> _Problem statement_
Pull each line holding the word "relative" from the data.
** Start Dataset excerpts **
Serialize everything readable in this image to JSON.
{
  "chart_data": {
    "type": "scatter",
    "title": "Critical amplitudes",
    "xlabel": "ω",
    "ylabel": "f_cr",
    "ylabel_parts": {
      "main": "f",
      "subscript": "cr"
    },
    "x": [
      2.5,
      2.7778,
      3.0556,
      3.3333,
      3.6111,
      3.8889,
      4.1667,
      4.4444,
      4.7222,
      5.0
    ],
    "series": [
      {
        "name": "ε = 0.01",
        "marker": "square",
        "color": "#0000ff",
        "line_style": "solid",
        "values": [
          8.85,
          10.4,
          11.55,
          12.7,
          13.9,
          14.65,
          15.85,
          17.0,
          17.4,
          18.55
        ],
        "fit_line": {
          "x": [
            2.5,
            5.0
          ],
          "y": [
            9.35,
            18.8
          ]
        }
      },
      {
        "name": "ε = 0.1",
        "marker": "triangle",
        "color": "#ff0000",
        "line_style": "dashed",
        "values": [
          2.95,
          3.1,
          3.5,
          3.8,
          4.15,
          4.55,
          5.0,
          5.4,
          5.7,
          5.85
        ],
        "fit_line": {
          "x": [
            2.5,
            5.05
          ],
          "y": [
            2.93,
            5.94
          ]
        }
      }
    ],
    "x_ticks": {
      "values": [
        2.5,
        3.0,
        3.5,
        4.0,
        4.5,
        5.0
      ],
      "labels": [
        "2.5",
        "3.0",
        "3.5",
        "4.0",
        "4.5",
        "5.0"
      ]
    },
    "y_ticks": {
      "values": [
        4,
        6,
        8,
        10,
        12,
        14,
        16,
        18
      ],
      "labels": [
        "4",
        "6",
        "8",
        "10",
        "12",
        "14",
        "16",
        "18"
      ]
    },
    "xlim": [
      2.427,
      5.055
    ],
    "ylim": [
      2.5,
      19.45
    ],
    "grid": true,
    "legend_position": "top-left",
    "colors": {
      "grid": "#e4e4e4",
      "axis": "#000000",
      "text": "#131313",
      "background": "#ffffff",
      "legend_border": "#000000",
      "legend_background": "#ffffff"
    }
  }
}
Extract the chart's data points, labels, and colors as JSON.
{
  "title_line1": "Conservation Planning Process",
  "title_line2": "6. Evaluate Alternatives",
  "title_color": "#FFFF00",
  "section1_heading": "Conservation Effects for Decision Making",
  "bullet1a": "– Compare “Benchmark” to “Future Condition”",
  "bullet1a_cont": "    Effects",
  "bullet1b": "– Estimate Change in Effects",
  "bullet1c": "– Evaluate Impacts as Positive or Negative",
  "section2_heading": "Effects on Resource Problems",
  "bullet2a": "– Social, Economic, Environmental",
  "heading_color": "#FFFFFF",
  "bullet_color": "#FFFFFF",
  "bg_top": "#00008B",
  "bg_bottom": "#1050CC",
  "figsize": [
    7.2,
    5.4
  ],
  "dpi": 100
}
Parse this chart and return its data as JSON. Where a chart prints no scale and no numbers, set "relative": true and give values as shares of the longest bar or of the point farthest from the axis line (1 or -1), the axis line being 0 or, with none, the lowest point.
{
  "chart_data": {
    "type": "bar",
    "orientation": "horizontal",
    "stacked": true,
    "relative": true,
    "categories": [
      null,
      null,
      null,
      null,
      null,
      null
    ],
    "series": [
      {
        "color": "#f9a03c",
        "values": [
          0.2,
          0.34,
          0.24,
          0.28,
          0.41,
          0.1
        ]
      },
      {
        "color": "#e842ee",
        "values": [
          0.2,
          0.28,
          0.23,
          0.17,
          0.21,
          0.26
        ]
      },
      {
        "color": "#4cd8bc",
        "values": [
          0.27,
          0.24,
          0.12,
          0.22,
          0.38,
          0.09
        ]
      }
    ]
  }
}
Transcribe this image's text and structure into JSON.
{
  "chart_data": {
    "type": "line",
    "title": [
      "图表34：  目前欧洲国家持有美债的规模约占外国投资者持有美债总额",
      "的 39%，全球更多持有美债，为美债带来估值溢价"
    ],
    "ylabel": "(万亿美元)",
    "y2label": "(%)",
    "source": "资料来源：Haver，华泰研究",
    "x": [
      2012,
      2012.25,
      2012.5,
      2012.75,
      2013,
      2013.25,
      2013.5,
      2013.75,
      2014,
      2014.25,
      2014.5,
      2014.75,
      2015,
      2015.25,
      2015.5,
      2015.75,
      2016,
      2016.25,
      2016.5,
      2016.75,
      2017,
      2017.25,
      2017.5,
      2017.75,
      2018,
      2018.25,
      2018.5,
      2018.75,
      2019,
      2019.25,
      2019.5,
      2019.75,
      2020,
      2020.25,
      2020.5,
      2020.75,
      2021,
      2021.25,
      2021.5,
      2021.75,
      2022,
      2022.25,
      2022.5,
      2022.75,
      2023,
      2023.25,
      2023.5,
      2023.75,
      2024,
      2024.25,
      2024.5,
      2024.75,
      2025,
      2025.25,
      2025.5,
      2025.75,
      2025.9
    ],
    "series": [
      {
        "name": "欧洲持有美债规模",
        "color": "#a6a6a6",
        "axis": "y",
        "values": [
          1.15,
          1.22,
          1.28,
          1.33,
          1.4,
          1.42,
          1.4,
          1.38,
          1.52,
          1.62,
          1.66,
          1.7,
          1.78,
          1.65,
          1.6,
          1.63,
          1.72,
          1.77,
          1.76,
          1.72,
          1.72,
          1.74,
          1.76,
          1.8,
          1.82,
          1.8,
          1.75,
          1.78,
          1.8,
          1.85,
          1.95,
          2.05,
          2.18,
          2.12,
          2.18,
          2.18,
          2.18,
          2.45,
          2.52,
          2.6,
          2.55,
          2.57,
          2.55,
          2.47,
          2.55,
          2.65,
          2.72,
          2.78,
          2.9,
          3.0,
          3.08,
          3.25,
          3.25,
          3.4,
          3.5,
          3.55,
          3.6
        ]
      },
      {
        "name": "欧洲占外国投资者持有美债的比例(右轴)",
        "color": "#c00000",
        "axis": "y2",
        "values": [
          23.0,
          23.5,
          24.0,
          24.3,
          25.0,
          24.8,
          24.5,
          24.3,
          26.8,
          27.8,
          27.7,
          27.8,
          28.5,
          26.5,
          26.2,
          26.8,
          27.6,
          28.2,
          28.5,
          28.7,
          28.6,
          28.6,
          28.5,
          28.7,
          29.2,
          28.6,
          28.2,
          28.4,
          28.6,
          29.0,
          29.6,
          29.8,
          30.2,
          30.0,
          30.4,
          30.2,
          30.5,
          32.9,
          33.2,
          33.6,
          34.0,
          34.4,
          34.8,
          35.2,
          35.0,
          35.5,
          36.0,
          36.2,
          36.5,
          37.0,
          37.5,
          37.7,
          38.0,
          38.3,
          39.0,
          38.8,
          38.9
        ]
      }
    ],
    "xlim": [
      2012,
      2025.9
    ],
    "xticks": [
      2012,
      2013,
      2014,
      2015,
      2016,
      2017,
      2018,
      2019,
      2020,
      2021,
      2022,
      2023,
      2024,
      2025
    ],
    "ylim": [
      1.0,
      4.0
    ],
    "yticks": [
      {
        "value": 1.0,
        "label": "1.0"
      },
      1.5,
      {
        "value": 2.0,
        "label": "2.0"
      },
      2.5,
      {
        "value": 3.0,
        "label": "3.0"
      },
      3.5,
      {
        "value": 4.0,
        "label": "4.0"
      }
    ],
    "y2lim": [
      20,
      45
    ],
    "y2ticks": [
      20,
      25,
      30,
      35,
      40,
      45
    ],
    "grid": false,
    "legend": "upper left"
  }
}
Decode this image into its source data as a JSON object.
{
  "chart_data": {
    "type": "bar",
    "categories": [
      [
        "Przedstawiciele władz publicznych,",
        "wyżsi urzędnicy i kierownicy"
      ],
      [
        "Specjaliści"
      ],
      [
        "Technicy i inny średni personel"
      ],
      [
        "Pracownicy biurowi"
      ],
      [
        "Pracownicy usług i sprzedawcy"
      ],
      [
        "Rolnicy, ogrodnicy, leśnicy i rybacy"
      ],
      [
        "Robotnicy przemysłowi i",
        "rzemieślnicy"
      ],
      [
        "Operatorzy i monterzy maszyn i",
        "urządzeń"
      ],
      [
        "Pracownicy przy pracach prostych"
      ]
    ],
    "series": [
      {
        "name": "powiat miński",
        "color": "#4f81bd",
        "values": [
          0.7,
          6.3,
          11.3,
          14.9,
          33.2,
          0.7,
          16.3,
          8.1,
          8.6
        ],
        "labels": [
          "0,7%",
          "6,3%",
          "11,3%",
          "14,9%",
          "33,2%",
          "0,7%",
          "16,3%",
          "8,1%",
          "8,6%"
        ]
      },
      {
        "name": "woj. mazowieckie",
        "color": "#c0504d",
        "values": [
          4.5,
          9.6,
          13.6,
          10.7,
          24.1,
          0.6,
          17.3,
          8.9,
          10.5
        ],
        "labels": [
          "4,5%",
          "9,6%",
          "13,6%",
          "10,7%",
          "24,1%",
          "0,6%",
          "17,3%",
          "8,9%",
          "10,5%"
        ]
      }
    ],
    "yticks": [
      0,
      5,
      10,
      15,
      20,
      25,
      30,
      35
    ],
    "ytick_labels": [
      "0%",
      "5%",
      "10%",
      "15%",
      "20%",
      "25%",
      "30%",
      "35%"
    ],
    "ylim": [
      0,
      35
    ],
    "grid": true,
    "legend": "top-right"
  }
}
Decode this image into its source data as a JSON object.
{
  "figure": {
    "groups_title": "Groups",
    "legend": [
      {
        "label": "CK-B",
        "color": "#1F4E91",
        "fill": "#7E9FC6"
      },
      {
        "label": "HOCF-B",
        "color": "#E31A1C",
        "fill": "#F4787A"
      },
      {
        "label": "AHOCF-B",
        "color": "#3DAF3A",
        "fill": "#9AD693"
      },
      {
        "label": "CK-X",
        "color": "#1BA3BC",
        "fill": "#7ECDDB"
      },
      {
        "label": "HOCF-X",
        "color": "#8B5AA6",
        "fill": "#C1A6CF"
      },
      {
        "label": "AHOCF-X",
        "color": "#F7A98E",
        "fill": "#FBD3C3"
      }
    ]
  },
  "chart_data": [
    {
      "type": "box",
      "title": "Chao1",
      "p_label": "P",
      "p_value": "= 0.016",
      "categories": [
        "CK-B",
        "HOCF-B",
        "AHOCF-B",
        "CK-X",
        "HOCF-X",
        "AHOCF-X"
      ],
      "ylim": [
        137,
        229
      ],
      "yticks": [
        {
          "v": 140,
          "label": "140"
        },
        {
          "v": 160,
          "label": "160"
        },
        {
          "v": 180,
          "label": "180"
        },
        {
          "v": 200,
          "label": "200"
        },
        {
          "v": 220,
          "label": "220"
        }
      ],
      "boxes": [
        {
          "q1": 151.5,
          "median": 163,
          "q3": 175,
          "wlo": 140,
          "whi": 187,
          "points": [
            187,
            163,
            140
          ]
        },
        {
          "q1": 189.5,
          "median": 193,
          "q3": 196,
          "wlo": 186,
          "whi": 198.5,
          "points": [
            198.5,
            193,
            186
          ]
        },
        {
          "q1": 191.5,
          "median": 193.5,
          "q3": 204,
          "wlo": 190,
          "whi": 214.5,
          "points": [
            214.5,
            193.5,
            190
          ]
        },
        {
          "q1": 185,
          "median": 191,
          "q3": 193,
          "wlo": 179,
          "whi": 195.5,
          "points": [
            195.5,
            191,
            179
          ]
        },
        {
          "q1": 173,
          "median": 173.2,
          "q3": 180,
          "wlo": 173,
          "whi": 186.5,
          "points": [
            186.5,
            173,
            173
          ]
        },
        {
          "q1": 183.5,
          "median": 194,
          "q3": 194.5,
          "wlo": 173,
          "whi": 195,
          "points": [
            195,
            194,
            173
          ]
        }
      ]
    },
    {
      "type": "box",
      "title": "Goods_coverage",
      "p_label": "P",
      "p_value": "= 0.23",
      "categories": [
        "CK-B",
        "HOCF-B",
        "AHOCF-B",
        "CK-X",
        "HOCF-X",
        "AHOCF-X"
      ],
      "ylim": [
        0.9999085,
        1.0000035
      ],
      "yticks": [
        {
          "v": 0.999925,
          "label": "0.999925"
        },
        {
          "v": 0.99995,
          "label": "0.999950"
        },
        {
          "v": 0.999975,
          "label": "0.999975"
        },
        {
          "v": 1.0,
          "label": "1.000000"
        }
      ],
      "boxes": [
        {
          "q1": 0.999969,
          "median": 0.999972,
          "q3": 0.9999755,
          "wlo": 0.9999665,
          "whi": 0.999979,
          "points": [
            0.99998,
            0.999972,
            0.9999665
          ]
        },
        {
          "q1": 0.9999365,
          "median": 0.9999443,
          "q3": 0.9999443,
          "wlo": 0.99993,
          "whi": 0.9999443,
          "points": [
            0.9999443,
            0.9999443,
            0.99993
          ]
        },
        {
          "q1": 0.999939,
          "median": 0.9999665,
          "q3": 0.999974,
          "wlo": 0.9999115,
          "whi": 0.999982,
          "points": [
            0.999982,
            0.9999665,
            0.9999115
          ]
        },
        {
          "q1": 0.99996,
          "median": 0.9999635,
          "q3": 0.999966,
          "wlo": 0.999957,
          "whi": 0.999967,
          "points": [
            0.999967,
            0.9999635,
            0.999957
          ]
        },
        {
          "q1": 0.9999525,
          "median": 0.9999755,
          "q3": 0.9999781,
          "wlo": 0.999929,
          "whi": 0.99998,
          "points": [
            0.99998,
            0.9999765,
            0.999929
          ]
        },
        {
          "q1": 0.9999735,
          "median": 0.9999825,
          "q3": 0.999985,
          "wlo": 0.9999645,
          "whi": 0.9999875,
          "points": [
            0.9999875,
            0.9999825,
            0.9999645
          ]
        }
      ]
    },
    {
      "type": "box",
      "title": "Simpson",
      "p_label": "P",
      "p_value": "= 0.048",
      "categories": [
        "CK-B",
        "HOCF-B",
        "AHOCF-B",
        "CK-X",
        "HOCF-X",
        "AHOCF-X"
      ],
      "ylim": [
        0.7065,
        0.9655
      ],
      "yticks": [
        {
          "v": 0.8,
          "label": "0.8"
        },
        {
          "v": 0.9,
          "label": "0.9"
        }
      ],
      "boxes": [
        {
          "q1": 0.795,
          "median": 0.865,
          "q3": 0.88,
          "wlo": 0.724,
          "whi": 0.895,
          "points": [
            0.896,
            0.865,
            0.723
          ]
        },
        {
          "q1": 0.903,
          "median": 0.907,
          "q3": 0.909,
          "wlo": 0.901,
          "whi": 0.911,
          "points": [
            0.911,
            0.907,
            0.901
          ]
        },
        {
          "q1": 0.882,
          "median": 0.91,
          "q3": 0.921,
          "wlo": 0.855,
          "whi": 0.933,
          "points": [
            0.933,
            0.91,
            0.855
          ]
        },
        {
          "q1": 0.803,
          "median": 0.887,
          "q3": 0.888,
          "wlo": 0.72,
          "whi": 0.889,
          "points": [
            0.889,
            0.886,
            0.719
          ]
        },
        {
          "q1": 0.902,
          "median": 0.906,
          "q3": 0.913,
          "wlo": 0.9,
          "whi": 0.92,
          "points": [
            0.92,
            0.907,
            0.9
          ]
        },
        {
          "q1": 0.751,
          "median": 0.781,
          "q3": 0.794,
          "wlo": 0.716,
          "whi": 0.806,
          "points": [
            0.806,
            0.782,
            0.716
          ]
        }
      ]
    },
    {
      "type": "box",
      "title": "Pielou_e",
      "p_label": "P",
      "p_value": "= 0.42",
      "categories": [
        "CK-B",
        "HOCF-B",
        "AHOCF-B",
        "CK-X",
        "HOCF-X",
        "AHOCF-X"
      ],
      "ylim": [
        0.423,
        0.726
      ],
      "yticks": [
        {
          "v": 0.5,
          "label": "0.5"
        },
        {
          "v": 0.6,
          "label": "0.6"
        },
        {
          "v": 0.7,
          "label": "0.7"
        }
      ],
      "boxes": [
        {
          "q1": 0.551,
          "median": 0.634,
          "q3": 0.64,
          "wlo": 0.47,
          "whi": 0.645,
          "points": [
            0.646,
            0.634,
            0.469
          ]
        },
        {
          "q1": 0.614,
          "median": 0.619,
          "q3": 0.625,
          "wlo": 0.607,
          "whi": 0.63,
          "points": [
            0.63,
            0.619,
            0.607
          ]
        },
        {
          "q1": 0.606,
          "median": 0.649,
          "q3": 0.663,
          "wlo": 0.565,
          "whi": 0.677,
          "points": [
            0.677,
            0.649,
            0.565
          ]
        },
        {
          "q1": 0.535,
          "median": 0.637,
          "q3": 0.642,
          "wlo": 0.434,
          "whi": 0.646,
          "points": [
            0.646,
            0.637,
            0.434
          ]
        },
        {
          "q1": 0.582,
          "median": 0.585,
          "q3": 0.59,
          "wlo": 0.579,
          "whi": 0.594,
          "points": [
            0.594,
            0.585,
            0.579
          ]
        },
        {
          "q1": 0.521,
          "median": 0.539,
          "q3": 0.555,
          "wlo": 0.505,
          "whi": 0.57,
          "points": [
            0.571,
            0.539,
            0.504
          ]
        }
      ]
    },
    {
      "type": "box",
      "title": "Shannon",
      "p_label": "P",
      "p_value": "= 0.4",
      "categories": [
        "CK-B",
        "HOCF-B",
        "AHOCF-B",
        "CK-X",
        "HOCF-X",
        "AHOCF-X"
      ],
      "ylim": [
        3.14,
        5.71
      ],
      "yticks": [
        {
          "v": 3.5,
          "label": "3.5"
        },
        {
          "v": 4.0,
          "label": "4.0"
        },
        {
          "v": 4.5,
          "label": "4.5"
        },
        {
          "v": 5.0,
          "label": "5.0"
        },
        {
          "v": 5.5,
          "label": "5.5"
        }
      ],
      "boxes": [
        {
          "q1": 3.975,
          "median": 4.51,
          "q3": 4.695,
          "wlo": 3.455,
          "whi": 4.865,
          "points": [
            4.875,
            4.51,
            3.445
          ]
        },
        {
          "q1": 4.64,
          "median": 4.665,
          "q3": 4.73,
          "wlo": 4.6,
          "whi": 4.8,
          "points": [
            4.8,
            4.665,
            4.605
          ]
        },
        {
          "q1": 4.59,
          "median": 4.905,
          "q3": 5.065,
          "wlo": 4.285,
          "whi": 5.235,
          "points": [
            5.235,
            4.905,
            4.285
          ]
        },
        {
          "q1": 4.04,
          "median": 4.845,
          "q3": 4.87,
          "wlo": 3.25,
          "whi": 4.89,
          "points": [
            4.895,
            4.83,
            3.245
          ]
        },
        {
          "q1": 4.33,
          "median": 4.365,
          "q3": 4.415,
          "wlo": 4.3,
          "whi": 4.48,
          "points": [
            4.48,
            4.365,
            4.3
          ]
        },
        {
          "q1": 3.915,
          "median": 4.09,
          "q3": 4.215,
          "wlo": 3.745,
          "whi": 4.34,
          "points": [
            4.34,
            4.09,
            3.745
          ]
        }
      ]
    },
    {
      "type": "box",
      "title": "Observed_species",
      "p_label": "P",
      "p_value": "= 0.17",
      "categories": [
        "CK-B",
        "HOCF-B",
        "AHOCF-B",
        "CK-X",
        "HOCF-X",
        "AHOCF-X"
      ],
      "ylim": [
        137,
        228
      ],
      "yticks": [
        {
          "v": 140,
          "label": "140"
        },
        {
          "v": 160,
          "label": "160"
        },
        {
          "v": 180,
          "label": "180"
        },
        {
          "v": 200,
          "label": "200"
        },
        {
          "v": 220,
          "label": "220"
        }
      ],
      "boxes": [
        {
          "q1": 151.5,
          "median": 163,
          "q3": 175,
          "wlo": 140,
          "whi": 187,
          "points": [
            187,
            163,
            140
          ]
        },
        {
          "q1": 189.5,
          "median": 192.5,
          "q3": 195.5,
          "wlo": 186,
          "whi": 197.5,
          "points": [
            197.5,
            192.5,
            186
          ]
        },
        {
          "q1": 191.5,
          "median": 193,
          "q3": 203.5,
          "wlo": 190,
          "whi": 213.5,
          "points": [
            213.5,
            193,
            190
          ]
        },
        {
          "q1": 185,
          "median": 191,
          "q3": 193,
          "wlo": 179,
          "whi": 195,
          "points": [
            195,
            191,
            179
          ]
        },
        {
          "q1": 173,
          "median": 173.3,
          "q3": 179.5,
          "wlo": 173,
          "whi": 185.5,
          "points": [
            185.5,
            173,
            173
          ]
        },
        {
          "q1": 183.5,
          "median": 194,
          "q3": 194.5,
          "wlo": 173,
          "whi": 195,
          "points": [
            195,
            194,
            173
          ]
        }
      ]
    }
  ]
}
** End Dataset excerpts **
> _Finished exercise_
Parse this chart and return its data as JSON. Where a chart prints no scale and no numbers, set "relative": true and give values as shares of the longest bar or of the point farthest from the axis line (1 or -1), the axis line being 0 or, with none, the lowest point.
    "relative": true,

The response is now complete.